━━━━━ Data for this task

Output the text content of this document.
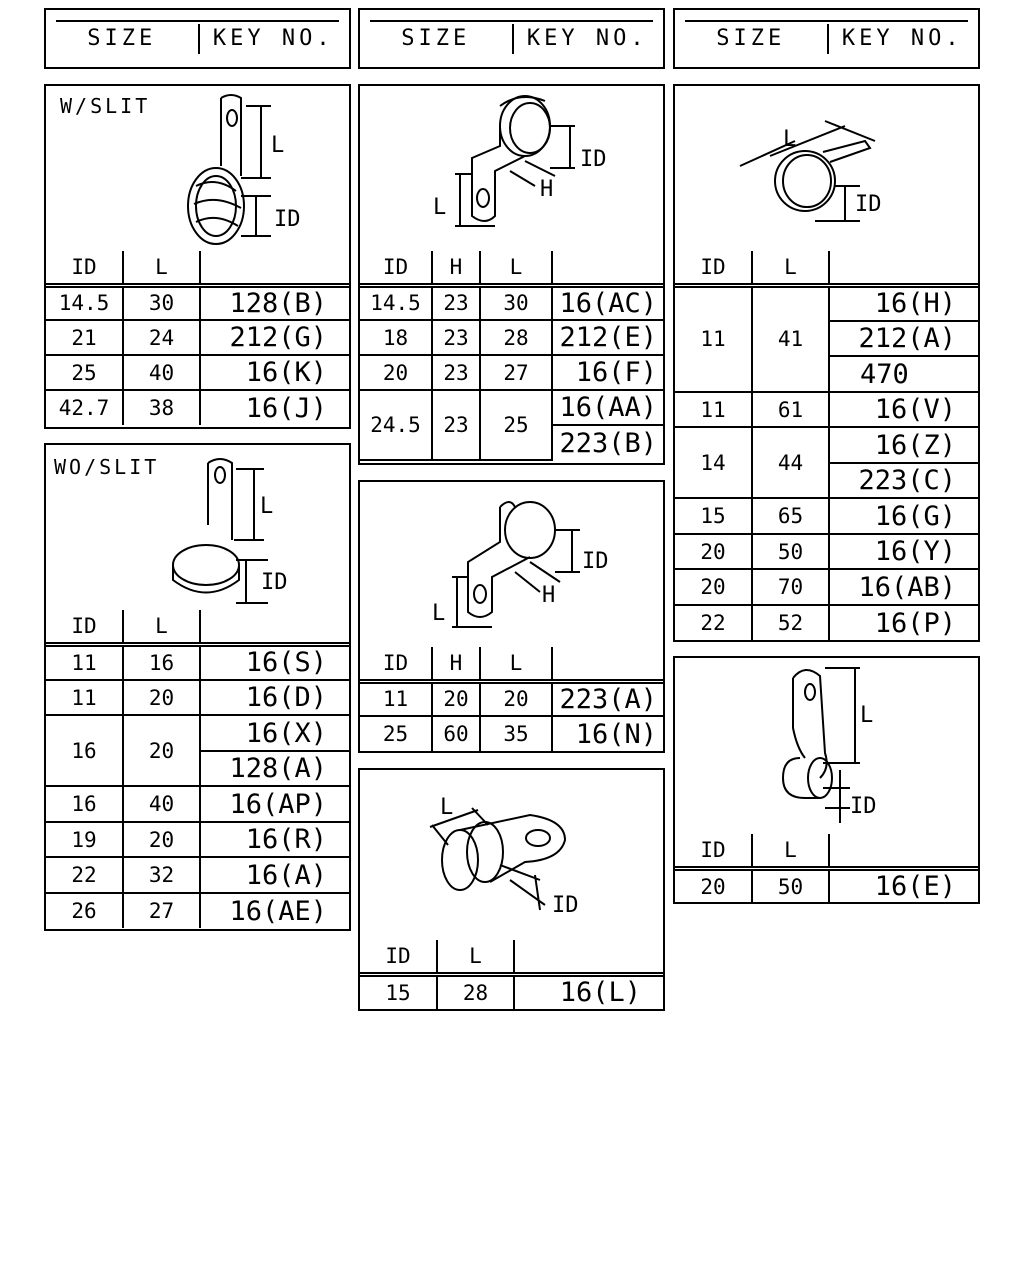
SIZE	KEY NO.	SIZE	KEY NO.	SIZE	KEY NO.
W/SLIT
L
ID
ID	L	
14.5	30	128(B)
21	24	212(G)
25	40	16(K)
42.7	38	16(J)
WO/SLIT
L
ID
ID	L	
11	16	16(S)
11	20	16(D)
16	20	16(X)
		128(A)
16	40	16(AP)
19	20	16(R)
22	32	16(A)
26	27	16(AE)
L
H
ID
ID	H	L	
14.5	23	30	16(AC)
18	23	28	212(E)
20	23	27	16(F)
24.5	23	25	16(AA)
			223(B)
L
H
ID
ID	H	L	
11	20	20	223(A)
25	60	35	16(N)
L
ID
ID	L	
15	28	16(L)
L
ID
ID	L	
11	41	16(H)
		212(A)
		470
11	61	16(V)
14	44	16(Z)
		223(C)
15	65	16(G)
20	50	16(Y)
20	70	16(AB)
22	52	16(P)
L
ID
ID	L	
20	50	16(E)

━━━━━━━━━━

Print the records above exactly as they stand, but leave out the pictures.

**Output of the task:**
Output the text content of this document.
SIZE	KEY NO.	SIZE	KEY NO.	SIZE	KEY NO.
W/SLIT
L
ID
ID	L	
14.5	30	128(B)
21	24	212(G)
25	40	16(K)
42.7	38	16(J)
WO/SLIT
L
ID
ID	L	
11	16	16(S)
11	20	16(D)
16	20	16(X)
		128(A)
16	40	16(AP)
19	20	16(R)
22	32	16(A)
26	27	16(AE)
L
H
ID
ID	H	L	
14.5	23	30	16(AC)
18	23	28	212(E)
20	23	27	16(F)
24.5	23	25	16(AA)
			223(B)
L
H
ID
ID	H	L	
11	20	20	223(A)
25	60	35	16(N)
L
ID
ID	L	
15	28	16(L)
L
ID
ID	L	
11	41	16(H)
		212(A)
		470
11	61	16(V)
14	44	16(Z)
		223(C)
15	65	16(G)
20	50	16(Y)
20	70	16(AB)
22	52	16(P)
L
ID
ID	L	
20	50	16(E)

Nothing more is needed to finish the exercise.